(SHORT EXERCISE):
Word for word, set down the records and skip each picture.

(THE RECORDS):
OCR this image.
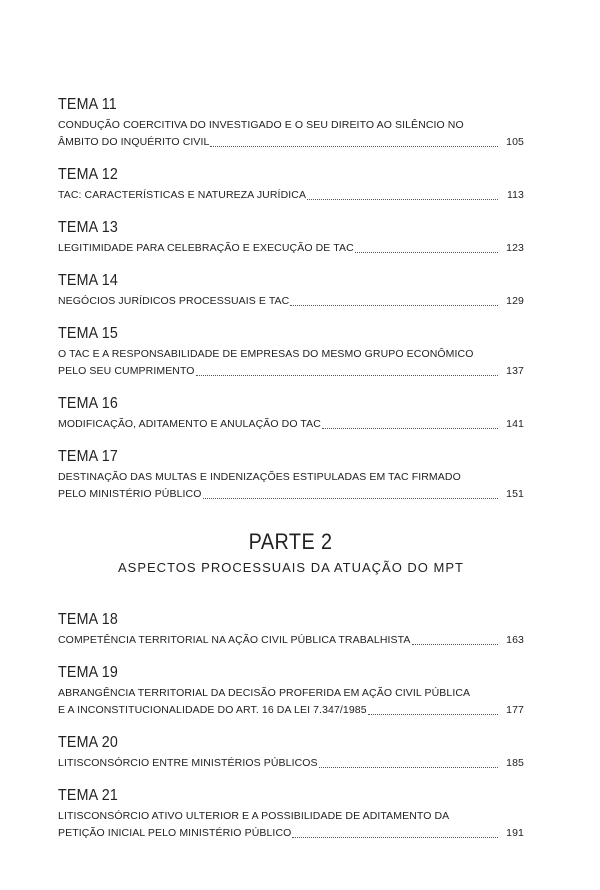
TEMA 11
CONDUÇÃO COERCITIVA DO INVESTIGADO E O SEU DIREITO AO SILÊNCIO NO
ÂMBITO DO INQUÉRITO CIVIL	105
TEMA 12
TAC: CARACTERÍSTICAS E NATUREZA JURÍDICA	113
TEMA 13
LEGITIMIDADE PARA CELEBRAÇÃO E EXECUÇÃO DE TAC	123
TEMA 14
NEGÓCIOS JURÍDICOS PROCESSUAIS E TAC	129
TEMA 15
O TAC E A RESPONSABILIDADE DE EMPRESAS DO MESMO GRUPO ECONÔMICO
PELO SEU CUMPRIMENTO	137
TEMA 16
MODIFICAÇÃO, ADITAMENTO E ANULAÇÃO DO TAC	141
TEMA 17
DESTINAÇÃO DAS MULTAS E INDENIZAÇÕES ESTIPULADAS EM TAC FIRMADO
PELO MINISTÉRIO PÚBLICO	151
PARTE 2
ASPECTOS PROCESSUAIS DA ATUAÇÃO DO MPT
TEMA 18
COMPETÊNCIA TERRITORIAL NA AÇÃO CIVIL PÚBLICA TRABALHISTA	163
TEMA 19
ABRANGÊNCIA TERRITORIAL DA DECISÃO PROFERIDA EM AÇÃO CIVIL PÚBLICA
E A INCONSTITUCIONALIDADE DO ART. 16 DA LEI 7.347/1985	177
TEMA 20
LITISCONSÓRCIO ENTRE MINISTÉRIOS PÚBLICOS	185
TEMA 21
LITISCONSÓRCIO ATIVO ULTERIOR E A POSSIBILIDADE DE ADITAMENTO DA
PETIÇÃO INICIAL PELO MINISTÉRIO PÚBLICO	191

(FULL SOLUTION):
OCR this image.
TEMA 11
CONDUÇÃO COERCITIVA DO INVESTIGADO E O SEU DIREITO AO SILÊNCIO NO
ÂMBITO DO INQUÉRITO CIVIL	105
TEMA 12
TAC: CARACTERÍSTICAS E NATUREZA JURÍDICA	113
TEMA 13
LEGITIMIDADE PARA CELEBRAÇÃO E EXECUÇÃO DE TAC	123
TEMA 14
NEGÓCIOS JURÍDICOS PROCESSUAIS E TAC	129
TEMA 15
O TAC E A RESPONSABILIDADE DE EMPRESAS DO MESMO GRUPO ECONÔMICO
PELO SEU CUMPRIMENTO	137
TEMA 16
MODIFICAÇÃO, ADITAMENTO E ANULAÇÃO DO TAC	141
TEMA 17
DESTINAÇÃO DAS MULTAS E INDENIZAÇÕES ESTIPULADAS EM TAC FIRMADO
PELO MINISTÉRIO PÚBLICO	151
PARTE 2
ASPECTOS PROCESSUAIS DA ATUAÇÃO DO MPT
TEMA 18
COMPETÊNCIA TERRITORIAL NA AÇÃO CIVIL PÚBLICA TRABALHISTA	163
TEMA 19
ABRANGÊNCIA TERRITORIAL DA DECISÃO PROFERIDA EM AÇÃO CIVIL PÚBLICA
E A INCONSTITUCIONALIDADE DO ART. 16 DA LEI 7.347/1985	177
TEMA 20
LITISCONSÓRCIO ENTRE MINISTÉRIOS PÚBLICOS	185
TEMA 21
LITISCONSÓRCIO ATIVO ULTERIOR E A POSSIBILIDADE DE ADITAMENTO DA
PETIÇÃO INICIAL PELO MINISTÉRIO PÚBLICO	191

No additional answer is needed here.